(Data entries)

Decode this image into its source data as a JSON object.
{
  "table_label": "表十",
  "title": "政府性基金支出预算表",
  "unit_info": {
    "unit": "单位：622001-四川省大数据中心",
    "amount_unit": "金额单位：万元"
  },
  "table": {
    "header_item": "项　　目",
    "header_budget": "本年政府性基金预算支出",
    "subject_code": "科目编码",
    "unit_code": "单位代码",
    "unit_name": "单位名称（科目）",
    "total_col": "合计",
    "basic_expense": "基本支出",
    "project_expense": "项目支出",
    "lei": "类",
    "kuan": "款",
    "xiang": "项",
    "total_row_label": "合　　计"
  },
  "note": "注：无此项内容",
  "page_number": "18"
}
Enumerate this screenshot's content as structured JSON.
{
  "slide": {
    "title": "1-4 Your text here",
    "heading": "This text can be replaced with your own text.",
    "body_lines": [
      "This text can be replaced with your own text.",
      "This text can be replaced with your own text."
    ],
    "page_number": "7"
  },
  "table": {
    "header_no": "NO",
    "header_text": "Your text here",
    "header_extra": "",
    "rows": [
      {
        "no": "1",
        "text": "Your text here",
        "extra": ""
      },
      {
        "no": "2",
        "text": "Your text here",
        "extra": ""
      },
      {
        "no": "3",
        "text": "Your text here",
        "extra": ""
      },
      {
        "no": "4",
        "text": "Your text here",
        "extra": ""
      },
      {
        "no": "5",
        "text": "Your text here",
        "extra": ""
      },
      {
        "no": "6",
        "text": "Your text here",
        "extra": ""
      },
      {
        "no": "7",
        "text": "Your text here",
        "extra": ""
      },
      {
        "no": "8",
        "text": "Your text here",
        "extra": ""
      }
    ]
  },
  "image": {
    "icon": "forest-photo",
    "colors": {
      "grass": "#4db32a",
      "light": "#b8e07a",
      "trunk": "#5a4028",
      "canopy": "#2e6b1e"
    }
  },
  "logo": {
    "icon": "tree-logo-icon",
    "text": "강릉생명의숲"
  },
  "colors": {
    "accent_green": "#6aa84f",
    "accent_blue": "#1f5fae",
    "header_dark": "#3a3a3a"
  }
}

- **BRIEF**:
For the listing above, identify each line bearing "image".

- **FULL SOLUTION**:
Decode this image into its source data as a JSON object.
  "image": {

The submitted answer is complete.